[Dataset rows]
--- begin ---

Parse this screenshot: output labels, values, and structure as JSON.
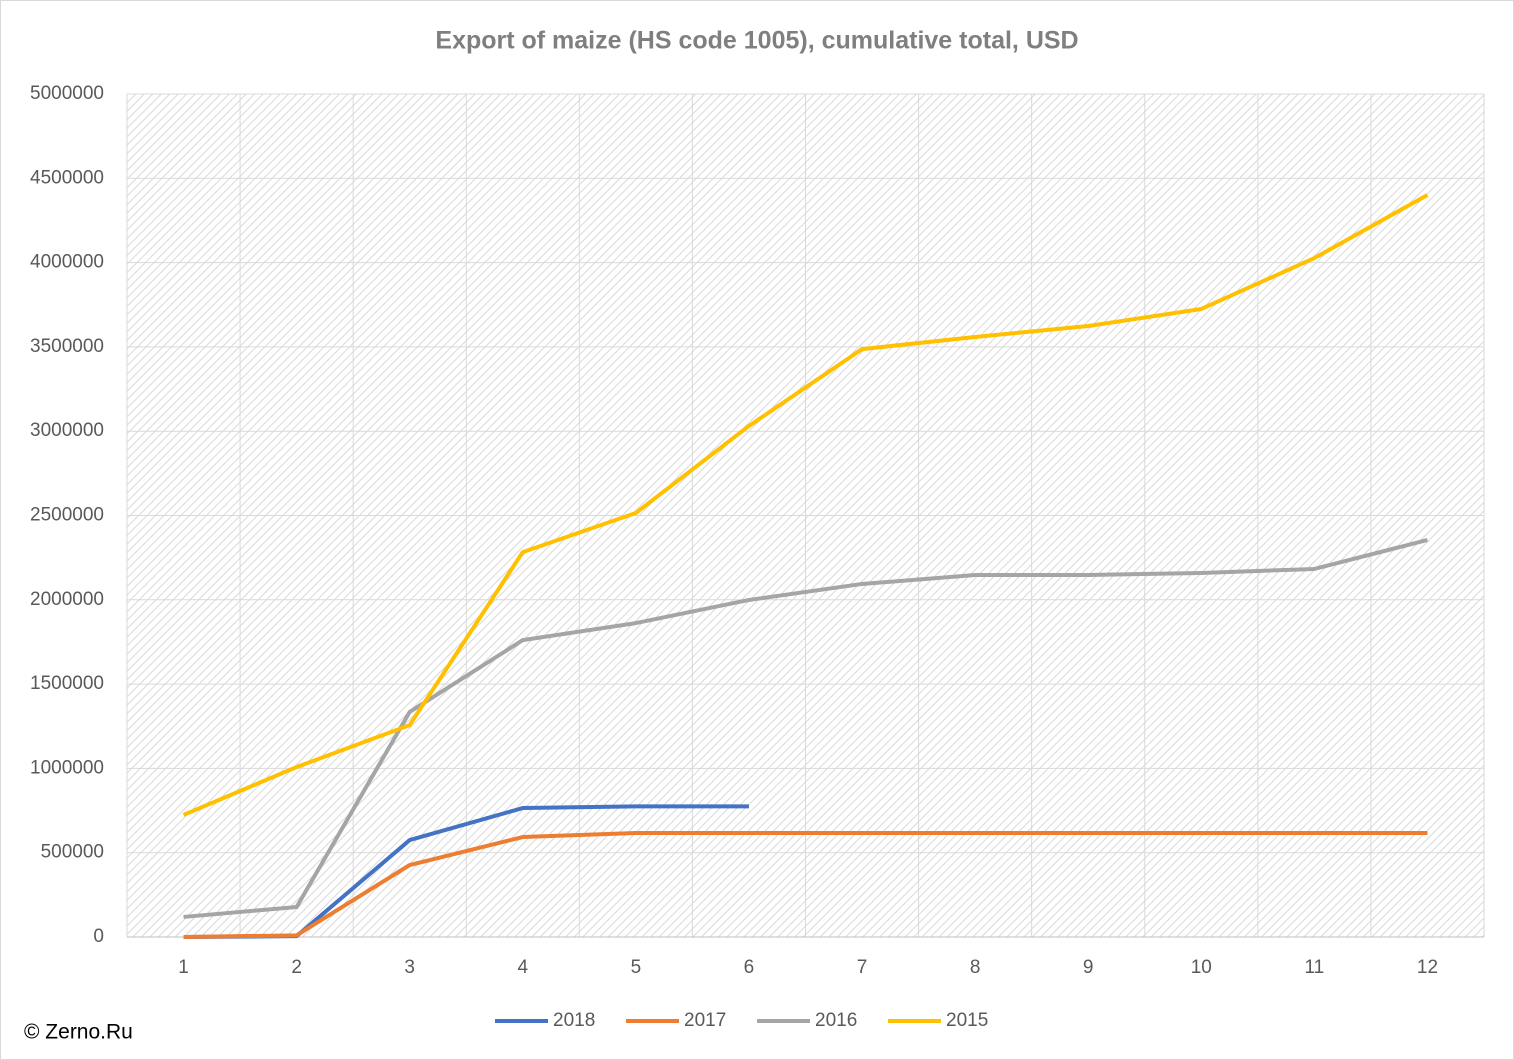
{
  "chart_data": {
    "type": "line",
    "title": "Export of maize (HS code 1005), cumulative total, USD",
    "source": "© Zerno.Ru",
    "categories": [
      "1",
      "2",
      "3",
      "4",
      "5",
      "6",
      "7",
      "8",
      "9",
      "10",
      "11",
      "12"
    ],
    "series": [
      {
        "name": "2018",
        "color": "#4472c4",
        "values": [
          0,
          5000,
          575000,
          765000,
          775000,
          775000,
          null,
          null,
          null,
          null,
          null,
          null
        ]
      },
      {
        "name": "2017",
        "color": "#ed7d31",
        "values": [
          0,
          10000,
          427000,
          593000,
          617000,
          617000,
          617000,
          617000,
          617000,
          617000,
          617000,
          617000
        ]
      },
      {
        "name": "2016",
        "color": "#a5a5a5",
        "values": [
          119000,
          178000,
          1335000,
          1761000,
          1862000,
          1999000,
          2094000,
          2147000,
          2147000,
          2159000,
          2183000,
          2355000
        ]
      },
      {
        "name": "2015",
        "color": "#ffc000",
        "values": [
          724000,
          1008000,
          1257000,
          2283000,
          2515000,
          3031000,
          3487000,
          3559000,
          3624000,
          3725000,
          4027000,
          4401000
        ]
      }
    ],
    "ylim": [
      0,
      5000000
    ],
    "yticks": [
      0,
      500000,
      1000000,
      1500000,
      2000000,
      2500000,
      3000000,
      3500000,
      4000000,
      4500000,
      5000000
    ],
    "grid": true,
    "legend": "bottom"
  }
}
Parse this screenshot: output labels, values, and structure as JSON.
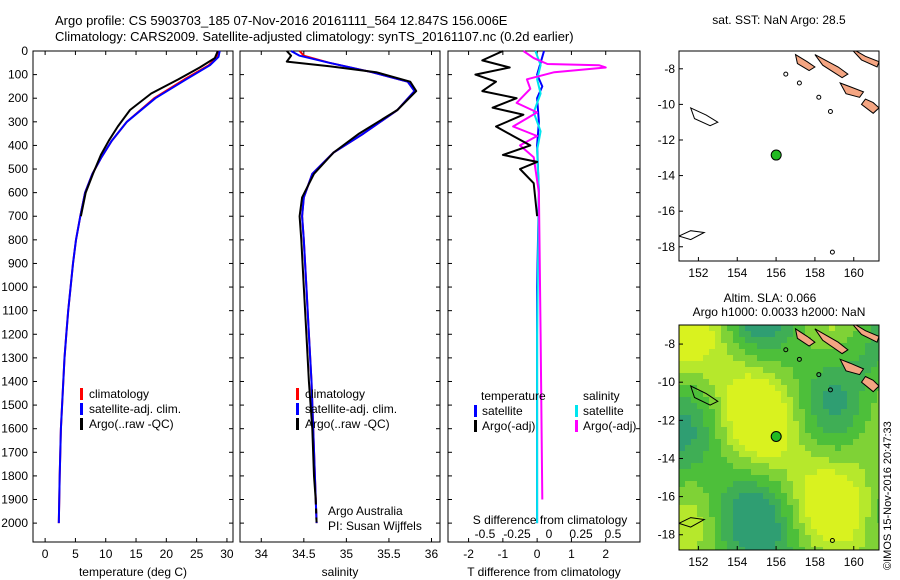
{
  "header": {
    "line1": "Argo profile: CS 5903703_185 07-Nov-2016 20161111_564 12.847S 156.006E",
    "line2": "Climatology: CARS2009. Satellite-adjusted climatology: synTS_20161107.nc (0.2d earlier)"
  },
  "stamp": "©IMOS 15-Nov-2016 20:47:33",
  "colors": {
    "climatology": "#ff0000",
    "satellite": "#0000ff",
    "argo": "#000000",
    "t_sat": "#0000ff",
    "s_sat": "#00e5ee",
    "s_argo": "#ff00ff",
    "land": "#f4a582"
  },
  "chart_data": [
    {
      "id": "temperature",
      "type": "line",
      "xlabel": "temperature (deg C)",
      "ylabel": "",
      "xlim": [
        -2,
        31
      ],
      "ylim": [
        2080,
        0
      ],
      "xticks": [
        0,
        5,
        10,
        15,
        20,
        25,
        30
      ],
      "yticks": [
        0,
        100,
        200,
        300,
        400,
        500,
        600,
        700,
        800,
        900,
        1000,
        1100,
        1200,
        1300,
        1400,
        1500,
        1600,
        1700,
        1800,
        1900,
        2000
      ],
      "legend": [
        "climatology",
        "satellite-adj. clim.",
        "Argo(..raw -QC)"
      ],
      "series": [
        {
          "name": "climatology",
          "color": "#ff0000",
          "x": [
            28.6,
            28.4,
            27.0,
            23.0,
            18.0,
            13.5,
            11.0,
            9.3,
            7.8,
            6.6,
            5.8,
            5.1,
            4.6,
            4.2,
            3.8,
            3.5,
            3.2,
            3.0,
            2.8,
            2.6,
            2.4,
            2.25
          ],
          "y": [
            0,
            25,
            60,
            120,
            200,
            300,
            380,
            450,
            520,
            600,
            700,
            800,
            900,
            1000,
            1100,
            1200,
            1300,
            1400,
            1500,
            1600,
            1800,
            2000
          ]
        },
        {
          "name": "satellite-adj. clim.",
          "color": "#0000ff",
          "x": [
            28.8,
            28.6,
            27.2,
            23.3,
            18.2,
            13.5,
            11.0,
            9.3,
            7.8,
            6.6,
            5.8,
            5.1,
            4.6,
            4.2,
            3.8,
            3.5,
            3.2,
            3.0,
            2.8,
            2.6,
            2.4,
            2.25
          ],
          "y": [
            0,
            25,
            60,
            120,
            200,
            300,
            380,
            450,
            520,
            600,
            700,
            800,
            900,
            1000,
            1100,
            1200,
            1300,
            1400,
            1500,
            1600,
            1800,
            2000
          ]
        },
        {
          "name": "Argo(..raw -QC)",
          "color": "#000000",
          "x": [
            28.5,
            28.0,
            25.5,
            22.0,
            17.5,
            14.0,
            12.0,
            10.5,
            9.2,
            7.9,
            6.7,
            5.9
          ],
          "y": [
            0,
            30,
            70,
            120,
            180,
            250,
            320,
            380,
            440,
            520,
            600,
            700
          ]
        }
      ]
    },
    {
      "id": "salinity",
      "type": "line",
      "xlabel": "salinity",
      "ylabel": "",
      "xlim": [
        33.75,
        36.1
      ],
      "ylim": [
        2080,
        0
      ],
      "xticks": [
        34,
        34.5,
        35,
        35.5,
        36
      ],
      "legend": [
        "climatology",
        "satellite-adj. clim.",
        "Argo(..raw -QC)"
      ],
      "annotation": [
        "Argo Australia",
        "PI: Susan Wijffels"
      ],
      "series": [
        {
          "name": "climatology",
          "color": "#ff0000",
          "x": [
            34.45,
            34.5,
            34.8,
            35.3,
            35.72,
            35.8,
            35.6,
            35.2,
            34.85,
            34.6,
            34.5,
            34.48,
            34.5,
            34.53,
            34.56,
            34.59,
            34.61,
            34.63,
            34.65
          ],
          "y": [
            0,
            20,
            50,
            90,
            130,
            170,
            250,
            350,
            430,
            520,
            620,
            700,
            800,
            1000,
            1200,
            1400,
            1600,
            1800,
            2000
          ]
        },
        {
          "name": "satellite-adj. clim.",
          "color": "#0000ff",
          "x": [
            34.35,
            34.45,
            34.8,
            35.3,
            35.72,
            35.8,
            35.6,
            35.2,
            34.85,
            34.6,
            34.5,
            34.48,
            34.5,
            34.53,
            34.56,
            34.59,
            34.61,
            34.63,
            34.65
          ],
          "y": [
            0,
            20,
            50,
            90,
            130,
            170,
            250,
            350,
            430,
            520,
            620,
            700,
            800,
            1000,
            1200,
            1400,
            1600,
            1800,
            2000
          ]
        },
        {
          "name": "Argo(..raw -QC)",
          "color": "#000000",
          "x": [
            34.3,
            34.35,
            34.3,
            34.8,
            35.35,
            35.75,
            35.82,
            35.6,
            35.15,
            34.85,
            34.62,
            34.48,
            34.45,
            34.47,
            34.5,
            34.53,
            34.56,
            34.6,
            34.62,
            34.64
          ],
          "y": [
            0,
            20,
            45,
            65,
            90,
            130,
            170,
            250,
            350,
            430,
            520,
            620,
            700,
            800,
            1000,
            1200,
            1400,
            1600,
            1800,
            1900
          ]
        }
      ]
    },
    {
      "id": "difference",
      "type": "line",
      "xlabel": "T difference from climatology",
      "xlabel2": "S difference from climatology",
      "xlim": [
        -2.6,
        3.0
      ],
      "ylim": [
        2080,
        0
      ],
      "xticks": [
        -2,
        -1,
        0,
        1,
        2
      ],
      "xticks2": [
        "-0.5",
        "-0.25",
        "0",
        "0.25",
        "0.5"
      ],
      "legend": {
        "temperature": "temperature",
        "salinity": "salinity",
        "items": [
          "satellite",
          "Argo(-adj)",
          "satellite",
          "Argo(-adj)"
        ]
      },
      "series": [
        {
          "name": "satellite",
          "color": "#0000ff",
          "x": [
            0.2,
            0.1,
            0.0,
            0.15,
            0.0,
            0.05,
            0.0,
            0.05,
            0.0,
            0.0,
            0.0
          ],
          "y": [
            0,
            50,
            100,
            150,
            200,
            300,
            400,
            600,
            1000,
            1500,
            2000
          ]
        },
        {
          "name": "satellite",
          "color": "#00e5ee",
          "x": [
            -0.05,
            0.1,
            0.0,
            0.1,
            -0.1,
            0.1,
            0.0,
            0.05,
            0.0,
            0.0
          ],
          "y": [
            0,
            60,
            120,
            180,
            260,
            340,
            420,
            600,
            1200,
            2000
          ]
        },
        {
          "name": "Argo(-adj)",
          "color": "#ff00ff",
          "x": [
            -0.4,
            -0.1,
            0.3,
            1.8,
            2.0,
            0.5,
            -0.3,
            -0.2,
            -0.6,
            0.0,
            -0.7,
            0.0,
            -0.5,
            -0.1,
            0.05,
            0.1,
            0.15
          ],
          "y": [
            0,
            30,
            55,
            60,
            70,
            90,
            120,
            160,
            220,
            260,
            320,
            360,
            400,
            450,
            600,
            1200,
            1900
          ]
        },
        {
          "name": "Argo(-adj)",
          "color": "#000000",
          "x": [
            -1.0,
            -1.6,
            -0.8,
            -1.8,
            -1.2,
            -1.6,
            -0.6,
            -1.3,
            -0.4,
            -1.2,
            -0.7,
            -0.2,
            -1.0,
            0.0,
            -0.5,
            -0.1,
            0.0
          ],
          "y": [
            0,
            40,
            70,
            100,
            130,
            170,
            200,
            240,
            270,
            320,
            360,
            400,
            440,
            470,
            500,
            560,
            700
          ]
        }
      ]
    },
    {
      "id": "sst-map",
      "type": "scatter",
      "title": "sat. SST: NaN Argo: 28.5",
      "xlim": [
        151,
        161.3
      ],
      "ylim": [
        -18.8,
        -7
      ],
      "xticks": [
        152,
        154,
        156,
        158,
        160
      ],
      "yticks": [
        -8,
        -10,
        -12,
        -14,
        -16,
        -18
      ],
      "point": {
        "lon": 156.006,
        "lat": -12.847
      }
    },
    {
      "id": "sla-map",
      "type": "heatmap",
      "title": "Altim. SLA: 0.066",
      "subtitle": "Argo h1000: 0.0033 h2000: NaN",
      "xlim": [
        151,
        161.3
      ],
      "ylim": [
        -18.8,
        -7
      ],
      "xticks": [
        152,
        154,
        156,
        158,
        160
      ],
      "yticks": [
        -8,
        -10,
        -12,
        -14,
        -16,
        -18
      ],
      "point": {
        "lon": 156.006,
        "lat": -12.847
      }
    }
  ]
}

--- end ---

▶ [The problem]:
Scan the listing above for the word "from" and copy every line that holds it.

▶ [The response]:
      "xlabel": "T difference from climatology",
      "xlabel2": "S difference from climatology",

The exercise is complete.